[start]

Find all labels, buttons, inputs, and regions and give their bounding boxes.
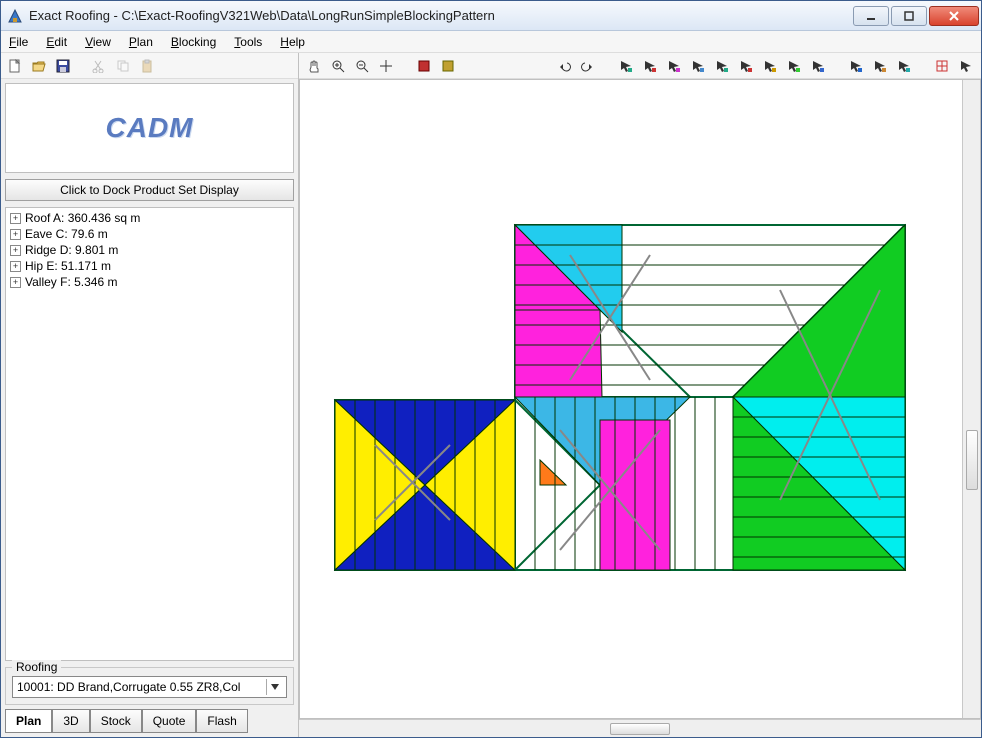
arrow-tool-icon[interactable] [869, 55, 891, 77]
arrow-tool-icon[interactable] [687, 55, 709, 77]
crosshair-icon[interactable] [375, 55, 397, 77]
roofing-legend: Roofing [12, 660, 61, 674]
logo-box: CADM [5, 83, 294, 173]
roof-plan-svg [300, 80, 960, 719]
tab-quote[interactable]: Quote [142, 709, 197, 733]
menu-blocking[interactable]: Blocking [171, 35, 216, 49]
tree-item-eave[interactable]: +Eave C: 79.6 m [10, 226, 289, 242]
open-icon[interactable] [29, 56, 49, 76]
window-title: Exact Roofing - C:\Exact-RoofingV321Web\… [29, 8, 853, 23]
canvas-toolbar [299, 53, 981, 79]
zoom-out-icon[interactable] [351, 55, 373, 77]
vertical-scrollbar[interactable] [962, 80, 980, 718]
horizontal-scrollbar[interactable] [299, 719, 981, 737]
right-pane [299, 53, 981, 737]
paste-icon[interactable] [137, 56, 157, 76]
dock-product-set-button[interactable]: Click to Dock Product Set Display [5, 179, 294, 201]
chevron-down-icon[interactable] [266, 679, 282, 695]
arrow-tool-icon[interactable] [759, 55, 781, 77]
menu-edit[interactable]: Edit [46, 35, 67, 49]
tab-plan[interactable]: Plan [5, 709, 52, 733]
menu-tools[interactable]: Tools [234, 35, 262, 49]
measurement-tree[interactable]: +Roof A: 360.436 sq m +Eave C: 79.6 m +R… [5, 207, 294, 661]
tab-flash[interactable]: Flash [196, 709, 247, 733]
menubar: File Edit View Plan Blocking Tools Help [1, 31, 981, 53]
arrow-tool-icon[interactable] [711, 55, 733, 77]
menu-file[interactable]: File [9, 35, 28, 49]
scroll-thumb[interactable] [610, 723, 670, 735]
content-area: CADM Click to Dock Product Set Display +… [1, 53, 981, 737]
zoom-in-icon[interactable] [327, 55, 349, 77]
window-buttons [853, 6, 979, 26]
minimize-button[interactable] [853, 6, 889, 26]
arrow-tool-icon[interactable] [783, 55, 805, 77]
tool-icon[interactable] [437, 55, 459, 77]
expand-icon[interactable]: + [10, 245, 21, 256]
scroll-thumb[interactable] [966, 430, 978, 490]
left-pane: CADM Click to Dock Product Set Display +… [1, 53, 299, 737]
menu-help[interactable]: Help [280, 35, 305, 49]
arrow-tool-icon[interactable] [845, 55, 867, 77]
app-window: Exact Roofing - C:\Exact-RoofingV321Web\… [0, 0, 982, 738]
copy-icon[interactable] [113, 56, 133, 76]
titlebar: Exact Roofing - C:\Exact-RoofingV321Web\… [1, 1, 981, 31]
save-icon[interactable] [53, 56, 73, 76]
arrow-tool-icon[interactable] [663, 55, 685, 77]
arrow-tool-icon[interactable] [639, 55, 661, 77]
roofing-group: Roofing 10001: DD Brand,Corrugate 0.55 Z… [5, 667, 294, 705]
grid-icon[interactable] [931, 55, 953, 77]
new-icon[interactable] [5, 56, 25, 76]
tool-icon[interactable] [413, 55, 435, 77]
tree-item-hip[interactable]: +Hip E: 51.171 m [10, 258, 289, 274]
left-toolbar [1, 53, 298, 79]
arrow-tool-icon[interactable] [807, 55, 829, 77]
logo-text: CADM [106, 112, 194, 144]
close-button[interactable] [929, 6, 979, 26]
toolbar-separator [77, 56, 85, 76]
roofing-select[interactable]: 10001: DD Brand,Corrugate 0.55 ZR8,Col [12, 676, 287, 698]
bottom-tabs: Plan 3D Stock Quote Flash [5, 709, 294, 733]
expand-icon[interactable]: + [10, 229, 21, 240]
arrow-tool-icon[interactable] [955, 55, 977, 77]
arrow-tool-icon[interactable] [735, 55, 757, 77]
tree-item-roof[interactable]: +Roof A: 360.436 sq m [10, 210, 289, 226]
roofing-value: 10001: DD Brand,Corrugate 0.55 ZR8,Col [17, 680, 240, 694]
undo-icon[interactable] [553, 55, 575, 77]
app-icon [7, 8, 23, 24]
menu-view[interactable]: View [85, 35, 111, 49]
expand-icon[interactable]: + [10, 277, 21, 288]
tree-item-ridge[interactable]: +Ridge D: 9.801 m [10, 242, 289, 258]
arrow-tool-icon[interactable] [893, 55, 915, 77]
expand-icon[interactable]: + [10, 213, 21, 224]
tree-item-valley[interactable]: +Valley F: 5.346 m [10, 274, 289, 290]
maximize-button[interactable] [891, 6, 927, 26]
expand-icon[interactable]: + [10, 261, 21, 272]
hand-icon[interactable] [303, 55, 325, 77]
arrow-tool-icon[interactable] [615, 55, 637, 77]
tab-stock[interactable]: Stock [90, 709, 142, 733]
canvas[interactable] [299, 79, 981, 719]
redo-icon[interactable] [577, 55, 599, 77]
tab-3d[interactable]: 3D [52, 709, 89, 733]
cut-icon[interactable] [89, 56, 109, 76]
menu-plan[interactable]: Plan [129, 35, 153, 49]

[end]

INSTRUCTION - Rewrite all the records with every "arrow-tool-icon" replaced by "pointer-tool-icon" and nothing else changed, leaving out the pictures.

EXERCISE RESULT -
Find all labels, buttons, inputs, and regions and give their bounding boxes.
pointer-tool-icon[interactable] [869, 55, 891, 77]
pointer-tool-icon[interactable] [687, 55, 709, 77]
crosshair-icon[interactable] [375, 55, 397, 77]
roofing-legend: Roofing [12, 660, 61, 674]
logo-box: CADM [5, 83, 294, 173]
roof-plan-svg [300, 80, 960, 719]
tab-quote[interactable]: Quote [142, 709, 197, 733]
menu-blocking[interactable]: Blocking [171, 35, 216, 49]
tree-item-eave[interactable]: +Eave C: 79.6 m [10, 226, 289, 242]
open-icon[interactable] [29, 56, 49, 76]
window-title: Exact Roofing - C:\Exact-RoofingV321Web\… [29, 8, 853, 23]
canvas-toolbar [299, 53, 981, 79]
zoom-out-icon[interactable] [351, 55, 373, 77]
vertical-scrollbar[interactable] [962, 80, 980, 718]
horizontal-scrollbar[interactable] [299, 719, 981, 737]
right-pane [299, 53, 981, 737]
paste-icon[interactable] [137, 56, 157, 76]
dock-product-set-button[interactable]: Click to Dock Product Set Display [5, 179, 294, 201]
chevron-down-icon[interactable] [266, 679, 282, 695]
pointer-tool-icon[interactable] [759, 55, 781, 77]
menu-edit[interactable]: Edit [46, 35, 67, 49]
tab-plan[interactable]: Plan [5, 709, 52, 733]
menu-tools[interactable]: Tools [234, 35, 262, 49]
measurement-tree[interactable]: +Roof A: 360.436 sq m +Eave C: 79.6 m +R… [5, 207, 294, 661]
tab-flash[interactable]: Flash [196, 709, 247, 733]
menubar: File Edit View Plan Blocking Tools Help [1, 31, 981, 53]
pointer-tool-icon[interactable] [711, 55, 733, 77]
menu-file[interactable]: File [9, 35, 28, 49]
scroll-thumb[interactable] [610, 723, 670, 735]
content-area: CADM Click to Dock Product Set Display +… [1, 53, 981, 737]
zoom-in-icon[interactable] [327, 55, 349, 77]
window-buttons [853, 6, 979, 26]
minimize-button[interactable] [853, 6, 889, 26]
pointer-tool-icon[interactable] [783, 55, 805, 77]
tool-icon[interactable] [437, 55, 459, 77]
expand-icon[interactable]: + [10, 245, 21, 256]
scroll-thumb[interactable] [966, 430, 978, 490]
left-pane: CADM Click to Dock Product Set Display +… [1, 53, 299, 737]
menu-help[interactable]: Help [280, 35, 305, 49]
pointer-tool-icon[interactable] [845, 55, 867, 77]
app-window: Exact Roofing - C:\Exact-RoofingV321Web\… [0, 0, 982, 738]
copy-icon[interactable] [113, 56, 133, 76]
titlebar: Exact Roofing - C:\Exact-RoofingV321Web\… [1, 1, 981, 31]
save-icon[interactable] [53, 56, 73, 76]
pointer-tool-icon[interactable] [663, 55, 685, 77]
pointer-tool-icon[interactable] [639, 55, 661, 77]
roofing-group: Roofing 10001: DD Brand,Corrugate 0.55 Z… [5, 667, 294, 705]
grid-icon[interactable] [931, 55, 953, 77]
new-icon[interactable] [5, 56, 25, 76]
tool-icon[interactable] [413, 55, 435, 77]
tree-item-hip[interactable]: +Hip E: 51.171 m [10, 258, 289, 274]
left-toolbar [1, 53, 298, 79]
pointer-tool-icon[interactable] [807, 55, 829, 77]
logo-text: CADM [106, 112, 194, 144]
close-button[interactable] [929, 6, 979, 26]
toolbar-separator [77, 56, 85, 76]
roofing-select[interactable]: 10001: DD Brand,Corrugate 0.55 ZR8,Col [12, 676, 287, 698]
bottom-tabs: Plan 3D Stock Quote Flash [5, 709, 294, 733]
expand-icon[interactable]: + [10, 229, 21, 240]
pointer-tool-icon[interactable] [955, 55, 977, 77]
pointer-tool-icon[interactable] [735, 55, 757, 77]
tree-item-roof[interactable]: +Roof A: 360.436 sq m [10, 210, 289, 226]
roofing-value: 10001: DD Brand,Corrugate 0.55 ZR8,Col [17, 680, 240, 694]
undo-icon[interactable] [553, 55, 575, 77]
app-icon [7, 8, 23, 24]
menu-view[interactable]: View [85, 35, 111, 49]
expand-icon[interactable]: + [10, 277, 21, 288]
tree-item-ridge[interactable]: +Ridge D: 9.801 m [10, 242, 289, 258]
pointer-tool-icon[interactable] [893, 55, 915, 77]
expand-icon[interactable]: + [10, 213, 21, 224]
tree-item-valley[interactable]: +Valley F: 5.346 m [10, 274, 289, 290]
maximize-button[interactable] [891, 6, 927, 26]
expand-icon[interactable]: + [10, 261, 21, 272]
hand-icon[interactable] [303, 55, 325, 77]
pointer-tool-icon[interactable] [615, 55, 637, 77]
tab-stock[interactable]: Stock [90, 709, 142, 733]
canvas[interactable] [299, 79, 981, 719]
redo-icon[interactable] [577, 55, 599, 77]
tab-3d[interactable]: 3D [52, 709, 89, 733]
cut-icon[interactable] [89, 56, 109, 76]
menu-plan[interactable]: Plan [129, 35, 153, 49]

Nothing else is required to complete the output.